What to produce =
Transcribe the material verbatim in full; the pictures do not belong in the copy.

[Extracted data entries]
-*-

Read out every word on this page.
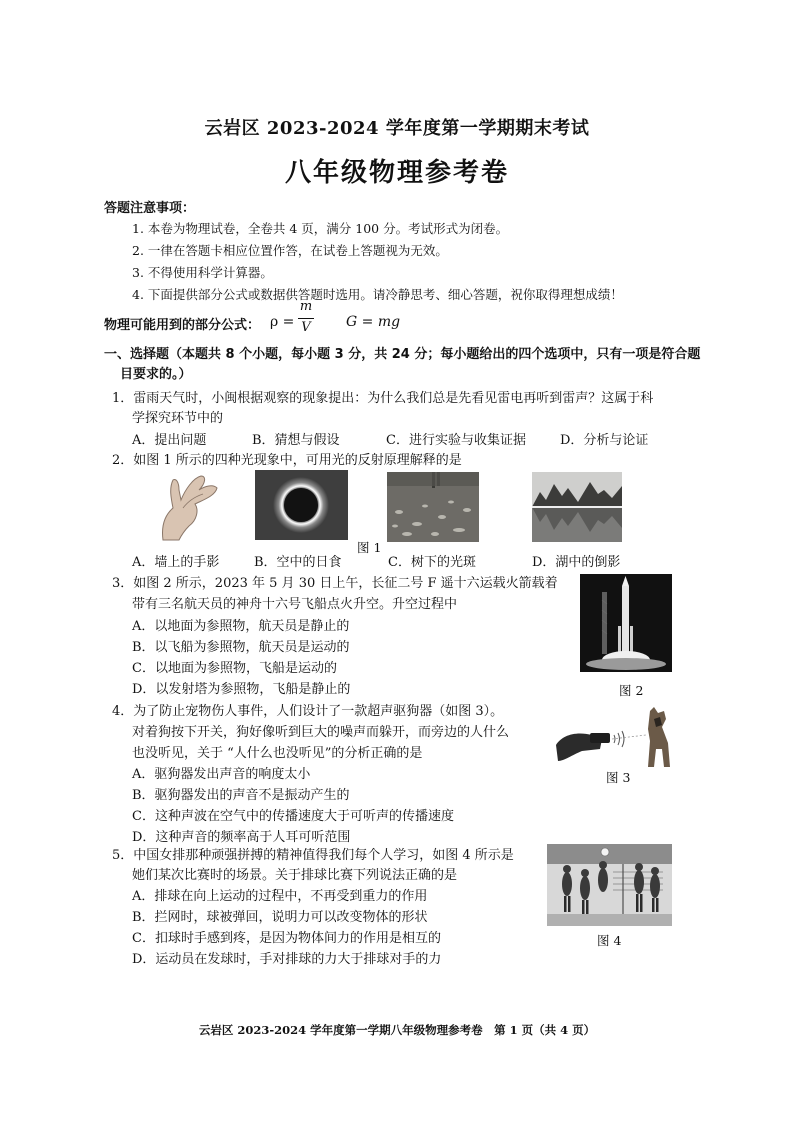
云岩区 2023-2024 学年度第一学期期末考试
八年级物理参考卷
答题注意事项：
1. 本卷为物理试卷，全卷共 4 页，满分 100 分。考试形式为闭卷。
2. 一律在答题卡相应位置作答，在试卷上答题视为无效。
3. 不得使用科学计算器。
4. 下面提供部分公式或数据供答题时选用。请冷静思考、细心答题，祝你取得理想成绩！
物理可能用到的部分公式： ρ =
m
V	G = mg
一、选择题（本题共 8 个小题，每小题 3 分，共 24 分；每小题给出的四个选项中，只有一项是符合题
目要求的。）
1．雷雨天气时，小闽根据观察的现象提出：为什么我们总是先看见雷电再听到雷声？这属于科
学探究环节中的
A．提出问题	B．猜想与假设	C．进行实验与收集证据	D．分析与论证
2．如图 1 所示的四种光现象中，可用光的反射原理解释的是
图 1
A．墙上的手影	B．空中的日食	C．树下的光斑	D．湖中的倒影
3．如图 2 所示，2023 年 5 月 30 日上午，长征二号 F 遥十六运载火箭载着
带有三名航天员的神舟十六号飞船点火升空。升空过程中
A．以地面为参照物，航天员是静止的
B．以飞船为参照物，航天员是运动的
C．以地面为参照物，飞船是运动的
D．以发射塔为参照物，飞船是静止的	图 2
4．为了防止宠物伤人事件，人们设计了一款超声驱狗器（如图 3）。
对着狗按下开关，狗好像听到巨大的噪声而躲开，而旁边的人什么
也没听见，关于 “人什么也没听见”的分析正确的是
A．驱狗器发出声音的响度太小
B．驱狗器发出的声音不是振动产生的
C．这种声波在空气中的传播速度大于可听声的传播速度
D．这种声音的频率高于人耳可听范围
图 3
5．中国女排那种顽强拼搏的精神值得我们每个人学习，如图 4 所示是
她们某次比赛时的场景。关于排球比赛下列说法正确的是
A．排球在向上运动的过程中，不再受到重力的作用
B．拦网时，球被弹回，说明力可以改变物体的形状
C．扣球时手感到疼，是因为物体间力的作用是相互的
D．运动员在发球时，手对排球的力大于排球对手的力
图 4
云岩区 2023-2024 学年度第一学期八年级物理参考卷　第 1 页（共 4 页）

-*-

Completed task =
Read out every word on this page.
云岩区 2023-2024 学年度第一学期期末考试
八年级物理参考卷
答题注意事项：
1. 本卷为物理试卷，全卷共 4 页，满分 100 分。考试形式为闭卷。
2. 一律在答题卡相应位置作答，在试卷上答题视为无效。
3. 不得使用科学计算器。
4. 下面提供部分公式或数据供答题时选用。请冷静思考、细心答题，祝你取得理想成绩！
物理可能用到的部分公式： ρ =
m
V	G = mg
一、选择题（本题共 8 个小题，每小题 3 分，共 24 分；每小题给出的四个选项中，只有一项是符合题
目要求的。）
1．雷雨天气时，小闽根据观察的现象提出：为什么我们总是先看见雷电再听到雷声？这属于科
学探究环节中的
A．提出问题	B．猜想与假设	C．进行实验与收集证据	D．分析与论证
2．如图 1 所示的四种光现象中，可用光的反射原理解释的是
图 1
A．墙上的手影	B．空中的日食	C．树下的光斑	D．湖中的倒影
3．如图 2 所示，2023 年 5 月 30 日上午，长征二号 F 遥十六运载火箭载着
带有三名航天员的神舟十六号飞船点火升空。升空过程中
A．以地面为参照物，航天员是静止的
B．以飞船为参照物，航天员是运动的
C．以地面为参照物，飞船是运动的
D．以发射塔为参照物，飞船是静止的	图 2
4．为了防止宠物伤人事件，人们设计了一款超声驱狗器（如图 3）。
对着狗按下开关，狗好像听到巨大的噪声而躲开，而旁边的人什么
也没听见，关于 “人什么也没听见”的分析正确的是
A．驱狗器发出声音的响度太小
B．驱狗器发出的声音不是振动产生的
C．这种声波在空气中的传播速度大于可听声的传播速度
D．这种声音的频率高于人耳可听范围
图 3
5．中国女排那种顽强拼搏的精神值得我们每个人学习，如图 4 所示是
她们某次比赛时的场景。关于排球比赛下列说法正确的是
A．排球在向上运动的过程中，不再受到重力的作用
B．拦网时，球被弹回，说明力可以改变物体的形状
C．扣球时手感到疼，是因为物体间力的作用是相互的
D．运动员在发球时，手对排球的力大于排球对手的力
图 4
云岩区 2023-2024 学年度第一学期八年级物理参考卷　第 1 页（共 4 页）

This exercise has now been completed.